(Excerpts from a figure dataset)
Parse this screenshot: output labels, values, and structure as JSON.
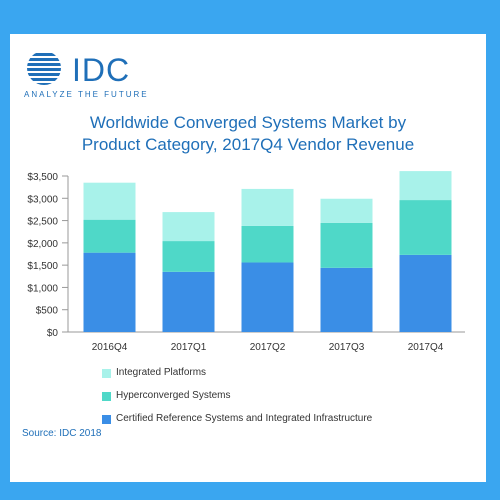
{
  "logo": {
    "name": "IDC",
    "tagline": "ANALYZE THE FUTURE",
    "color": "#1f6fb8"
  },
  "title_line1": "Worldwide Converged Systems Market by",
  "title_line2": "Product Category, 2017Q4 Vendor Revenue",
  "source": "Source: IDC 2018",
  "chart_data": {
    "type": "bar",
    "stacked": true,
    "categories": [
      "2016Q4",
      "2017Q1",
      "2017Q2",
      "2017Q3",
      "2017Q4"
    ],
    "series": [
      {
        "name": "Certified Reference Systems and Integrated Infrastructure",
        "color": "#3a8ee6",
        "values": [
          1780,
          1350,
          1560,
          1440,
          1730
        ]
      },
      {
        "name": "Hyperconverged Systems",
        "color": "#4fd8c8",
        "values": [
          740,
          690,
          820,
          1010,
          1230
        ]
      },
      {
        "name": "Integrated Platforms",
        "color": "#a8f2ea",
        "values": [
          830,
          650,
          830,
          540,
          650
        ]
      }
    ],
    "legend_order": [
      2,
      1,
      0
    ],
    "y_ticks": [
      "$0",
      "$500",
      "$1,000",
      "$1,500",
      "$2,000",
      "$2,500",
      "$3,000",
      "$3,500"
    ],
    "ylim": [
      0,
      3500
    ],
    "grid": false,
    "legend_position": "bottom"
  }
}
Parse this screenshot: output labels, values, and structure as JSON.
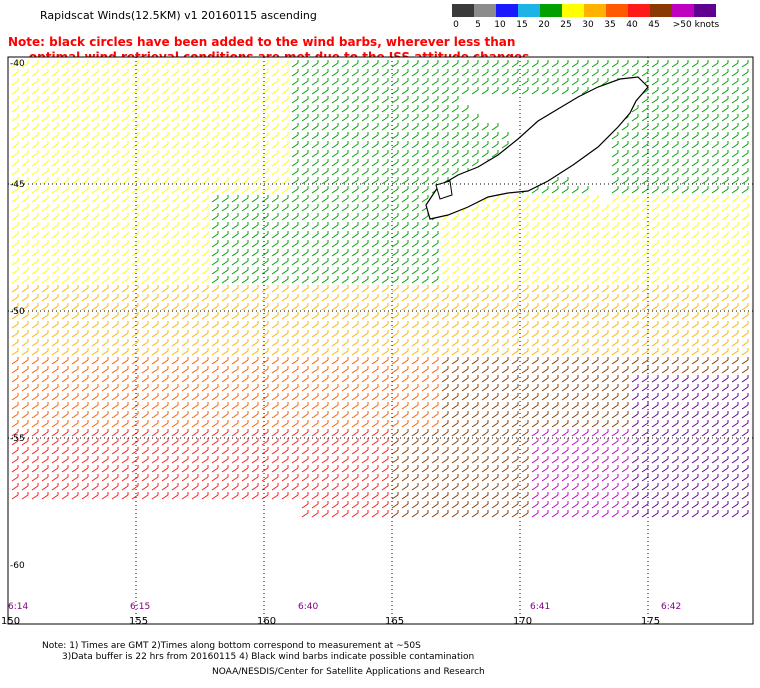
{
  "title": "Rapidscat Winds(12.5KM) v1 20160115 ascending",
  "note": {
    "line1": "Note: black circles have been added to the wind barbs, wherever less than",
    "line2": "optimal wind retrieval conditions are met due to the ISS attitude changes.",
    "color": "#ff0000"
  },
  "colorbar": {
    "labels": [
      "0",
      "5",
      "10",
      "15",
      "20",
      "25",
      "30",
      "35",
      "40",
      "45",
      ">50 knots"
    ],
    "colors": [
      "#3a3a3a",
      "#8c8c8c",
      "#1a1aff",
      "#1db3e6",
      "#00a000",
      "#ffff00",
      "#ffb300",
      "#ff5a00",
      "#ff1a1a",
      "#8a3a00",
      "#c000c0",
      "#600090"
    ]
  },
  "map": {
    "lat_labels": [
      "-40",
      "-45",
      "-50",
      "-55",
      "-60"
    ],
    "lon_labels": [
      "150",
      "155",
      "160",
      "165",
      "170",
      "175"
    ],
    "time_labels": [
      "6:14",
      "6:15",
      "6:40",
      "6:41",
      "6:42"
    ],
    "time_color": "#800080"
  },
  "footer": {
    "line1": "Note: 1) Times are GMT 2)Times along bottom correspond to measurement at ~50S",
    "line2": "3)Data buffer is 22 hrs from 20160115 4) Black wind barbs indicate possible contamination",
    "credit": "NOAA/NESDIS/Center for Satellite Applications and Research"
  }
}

--

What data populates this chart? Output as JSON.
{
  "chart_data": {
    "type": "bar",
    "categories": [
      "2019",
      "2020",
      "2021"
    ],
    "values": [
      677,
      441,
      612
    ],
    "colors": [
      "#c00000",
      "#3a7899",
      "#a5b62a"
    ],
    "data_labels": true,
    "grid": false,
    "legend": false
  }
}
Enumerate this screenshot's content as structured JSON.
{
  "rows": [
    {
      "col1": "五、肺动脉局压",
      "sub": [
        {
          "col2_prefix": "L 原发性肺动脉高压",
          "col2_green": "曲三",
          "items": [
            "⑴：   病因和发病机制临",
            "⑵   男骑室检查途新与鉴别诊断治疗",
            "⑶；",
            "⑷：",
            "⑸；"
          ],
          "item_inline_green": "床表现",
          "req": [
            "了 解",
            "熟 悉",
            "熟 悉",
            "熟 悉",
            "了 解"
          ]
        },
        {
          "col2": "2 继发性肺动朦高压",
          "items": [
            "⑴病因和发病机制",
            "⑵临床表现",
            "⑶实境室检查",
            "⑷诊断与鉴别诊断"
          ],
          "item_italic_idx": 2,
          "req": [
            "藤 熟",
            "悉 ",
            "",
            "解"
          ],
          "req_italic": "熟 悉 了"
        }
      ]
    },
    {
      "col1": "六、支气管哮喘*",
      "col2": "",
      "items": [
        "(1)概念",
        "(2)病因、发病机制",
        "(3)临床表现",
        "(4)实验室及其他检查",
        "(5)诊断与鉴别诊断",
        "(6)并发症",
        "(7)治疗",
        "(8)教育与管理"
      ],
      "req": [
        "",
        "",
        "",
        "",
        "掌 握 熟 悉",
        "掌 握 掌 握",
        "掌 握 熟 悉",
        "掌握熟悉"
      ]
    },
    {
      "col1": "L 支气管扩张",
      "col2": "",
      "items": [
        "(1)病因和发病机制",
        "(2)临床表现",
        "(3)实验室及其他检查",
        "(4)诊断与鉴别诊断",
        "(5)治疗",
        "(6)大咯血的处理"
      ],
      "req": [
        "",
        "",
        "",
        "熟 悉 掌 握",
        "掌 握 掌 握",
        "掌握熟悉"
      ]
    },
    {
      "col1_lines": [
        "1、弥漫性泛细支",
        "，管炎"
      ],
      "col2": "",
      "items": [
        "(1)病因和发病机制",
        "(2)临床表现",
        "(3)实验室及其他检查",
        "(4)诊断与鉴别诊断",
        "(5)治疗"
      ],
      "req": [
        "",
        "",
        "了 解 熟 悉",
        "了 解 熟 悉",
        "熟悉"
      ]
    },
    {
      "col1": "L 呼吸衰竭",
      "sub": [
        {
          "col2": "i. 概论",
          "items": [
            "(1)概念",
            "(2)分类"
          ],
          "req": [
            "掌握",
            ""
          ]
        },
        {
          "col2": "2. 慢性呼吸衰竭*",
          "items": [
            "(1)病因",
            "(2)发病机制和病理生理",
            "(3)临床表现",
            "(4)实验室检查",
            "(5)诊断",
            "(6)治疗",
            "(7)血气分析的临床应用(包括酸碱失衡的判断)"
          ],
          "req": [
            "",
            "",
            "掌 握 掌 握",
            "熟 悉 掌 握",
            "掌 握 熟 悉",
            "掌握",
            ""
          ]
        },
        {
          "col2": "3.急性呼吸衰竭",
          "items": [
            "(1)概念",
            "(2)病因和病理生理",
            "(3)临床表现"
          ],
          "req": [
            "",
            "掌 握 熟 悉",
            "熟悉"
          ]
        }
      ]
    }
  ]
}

--

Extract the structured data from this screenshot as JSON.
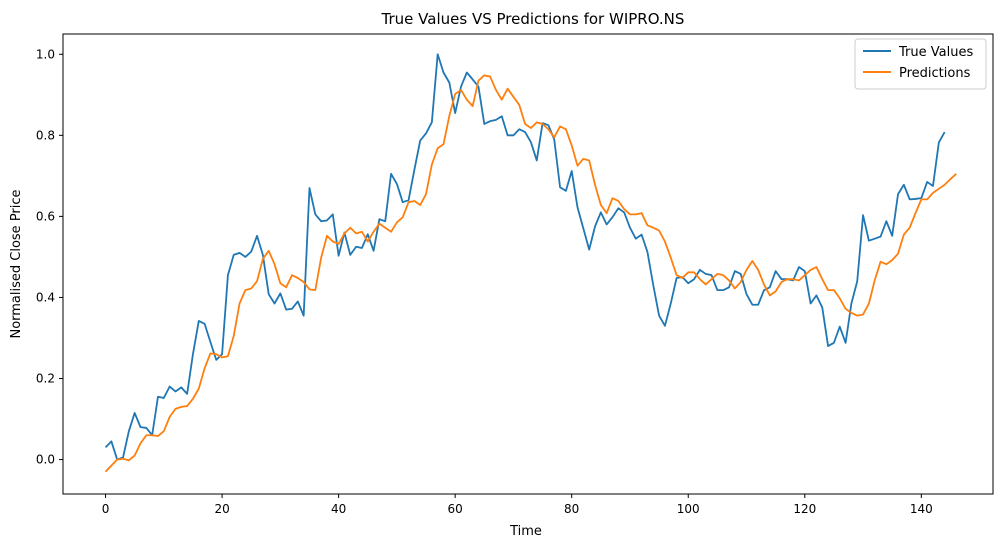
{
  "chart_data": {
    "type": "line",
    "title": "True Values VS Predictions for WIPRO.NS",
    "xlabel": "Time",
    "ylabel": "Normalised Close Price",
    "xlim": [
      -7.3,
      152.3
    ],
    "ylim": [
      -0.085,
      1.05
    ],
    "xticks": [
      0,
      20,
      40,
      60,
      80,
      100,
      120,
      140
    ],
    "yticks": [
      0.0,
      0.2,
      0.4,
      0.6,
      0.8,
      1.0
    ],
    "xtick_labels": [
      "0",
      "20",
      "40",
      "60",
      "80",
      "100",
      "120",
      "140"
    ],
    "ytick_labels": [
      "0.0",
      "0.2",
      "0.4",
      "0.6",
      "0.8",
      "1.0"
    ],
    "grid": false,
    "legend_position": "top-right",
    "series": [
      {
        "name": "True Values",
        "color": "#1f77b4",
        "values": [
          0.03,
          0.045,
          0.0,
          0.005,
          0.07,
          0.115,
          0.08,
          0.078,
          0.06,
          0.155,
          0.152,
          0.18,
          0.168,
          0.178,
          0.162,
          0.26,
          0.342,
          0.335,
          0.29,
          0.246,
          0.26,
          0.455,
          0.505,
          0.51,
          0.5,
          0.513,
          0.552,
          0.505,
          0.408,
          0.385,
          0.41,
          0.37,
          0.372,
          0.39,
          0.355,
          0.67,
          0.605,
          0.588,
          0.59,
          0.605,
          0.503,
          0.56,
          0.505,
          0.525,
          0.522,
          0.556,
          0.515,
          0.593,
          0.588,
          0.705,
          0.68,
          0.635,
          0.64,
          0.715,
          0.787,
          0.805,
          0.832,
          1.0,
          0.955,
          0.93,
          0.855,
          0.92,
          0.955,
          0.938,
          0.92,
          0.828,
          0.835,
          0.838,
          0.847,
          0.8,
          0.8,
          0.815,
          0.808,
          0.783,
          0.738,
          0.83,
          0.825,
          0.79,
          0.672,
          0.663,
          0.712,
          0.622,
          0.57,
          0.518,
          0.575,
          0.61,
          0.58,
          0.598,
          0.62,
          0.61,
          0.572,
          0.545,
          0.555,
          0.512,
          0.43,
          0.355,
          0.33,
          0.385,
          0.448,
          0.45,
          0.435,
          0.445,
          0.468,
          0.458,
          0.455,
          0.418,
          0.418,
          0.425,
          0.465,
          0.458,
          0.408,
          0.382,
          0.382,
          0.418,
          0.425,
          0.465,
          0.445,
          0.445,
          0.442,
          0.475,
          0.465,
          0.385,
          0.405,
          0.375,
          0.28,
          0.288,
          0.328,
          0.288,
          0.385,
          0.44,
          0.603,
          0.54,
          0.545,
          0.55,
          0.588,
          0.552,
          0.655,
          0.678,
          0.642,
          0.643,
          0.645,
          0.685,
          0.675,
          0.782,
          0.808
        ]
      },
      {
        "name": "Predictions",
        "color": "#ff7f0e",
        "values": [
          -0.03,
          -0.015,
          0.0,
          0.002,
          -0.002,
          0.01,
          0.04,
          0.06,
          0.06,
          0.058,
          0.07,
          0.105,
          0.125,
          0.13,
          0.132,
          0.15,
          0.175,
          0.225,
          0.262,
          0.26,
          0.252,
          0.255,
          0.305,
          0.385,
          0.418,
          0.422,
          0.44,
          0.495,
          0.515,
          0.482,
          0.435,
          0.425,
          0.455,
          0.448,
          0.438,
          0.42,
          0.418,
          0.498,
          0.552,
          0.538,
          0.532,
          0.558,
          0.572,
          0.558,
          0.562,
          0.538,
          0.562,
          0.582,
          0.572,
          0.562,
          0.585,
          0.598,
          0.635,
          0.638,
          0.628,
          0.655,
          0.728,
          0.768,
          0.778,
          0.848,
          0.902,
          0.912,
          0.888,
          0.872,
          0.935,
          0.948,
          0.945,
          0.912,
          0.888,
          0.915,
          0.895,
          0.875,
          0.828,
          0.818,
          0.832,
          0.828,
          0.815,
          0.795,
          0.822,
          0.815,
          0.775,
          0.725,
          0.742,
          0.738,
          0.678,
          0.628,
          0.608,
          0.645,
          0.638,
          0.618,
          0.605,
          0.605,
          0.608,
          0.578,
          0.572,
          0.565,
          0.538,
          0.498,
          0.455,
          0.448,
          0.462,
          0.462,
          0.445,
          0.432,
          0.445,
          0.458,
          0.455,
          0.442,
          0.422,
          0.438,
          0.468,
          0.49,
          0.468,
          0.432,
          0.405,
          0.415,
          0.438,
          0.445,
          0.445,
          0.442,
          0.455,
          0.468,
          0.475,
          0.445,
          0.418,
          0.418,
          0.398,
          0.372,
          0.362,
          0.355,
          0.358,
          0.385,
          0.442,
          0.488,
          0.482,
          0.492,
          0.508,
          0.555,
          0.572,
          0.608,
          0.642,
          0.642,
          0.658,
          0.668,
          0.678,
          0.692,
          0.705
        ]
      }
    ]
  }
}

--- SET PROBLEM ---
Tally the lines above containing "barbs". Answer with the count only.

--- COMPLETE OUTPUT ---
2